Exercise goal |
Find how many lines in the data below mention "text". Give the number only.

Rows |
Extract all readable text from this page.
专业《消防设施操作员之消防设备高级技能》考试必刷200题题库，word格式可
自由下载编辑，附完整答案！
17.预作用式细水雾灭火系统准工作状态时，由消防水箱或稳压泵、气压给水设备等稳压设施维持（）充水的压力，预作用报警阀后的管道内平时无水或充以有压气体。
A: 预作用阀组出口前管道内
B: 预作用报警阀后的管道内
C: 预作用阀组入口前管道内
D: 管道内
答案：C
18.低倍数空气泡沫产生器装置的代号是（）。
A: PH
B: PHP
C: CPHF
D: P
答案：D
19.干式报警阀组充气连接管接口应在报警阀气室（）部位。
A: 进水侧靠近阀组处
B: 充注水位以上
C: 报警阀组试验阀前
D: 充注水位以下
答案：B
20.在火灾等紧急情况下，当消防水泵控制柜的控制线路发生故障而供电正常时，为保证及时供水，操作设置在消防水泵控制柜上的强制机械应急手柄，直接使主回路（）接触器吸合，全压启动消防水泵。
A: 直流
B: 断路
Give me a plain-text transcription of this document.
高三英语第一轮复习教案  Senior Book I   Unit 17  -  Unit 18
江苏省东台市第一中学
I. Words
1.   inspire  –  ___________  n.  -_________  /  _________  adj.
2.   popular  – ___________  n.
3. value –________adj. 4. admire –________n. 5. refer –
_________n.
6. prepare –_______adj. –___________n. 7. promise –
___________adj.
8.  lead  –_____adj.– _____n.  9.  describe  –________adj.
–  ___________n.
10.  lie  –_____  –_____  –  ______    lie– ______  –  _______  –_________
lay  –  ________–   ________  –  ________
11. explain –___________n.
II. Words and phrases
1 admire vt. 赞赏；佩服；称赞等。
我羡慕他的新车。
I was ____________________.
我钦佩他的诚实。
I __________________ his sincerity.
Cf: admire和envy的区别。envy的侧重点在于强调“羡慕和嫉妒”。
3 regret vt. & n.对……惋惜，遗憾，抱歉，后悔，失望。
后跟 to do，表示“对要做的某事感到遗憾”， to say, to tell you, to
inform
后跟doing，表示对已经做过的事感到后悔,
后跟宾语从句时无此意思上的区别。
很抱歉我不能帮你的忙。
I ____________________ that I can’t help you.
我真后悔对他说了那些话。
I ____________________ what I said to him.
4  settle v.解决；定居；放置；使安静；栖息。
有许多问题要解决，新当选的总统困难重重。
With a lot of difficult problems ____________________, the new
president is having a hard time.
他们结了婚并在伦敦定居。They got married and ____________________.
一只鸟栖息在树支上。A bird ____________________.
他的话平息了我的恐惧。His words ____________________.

Full answer |
2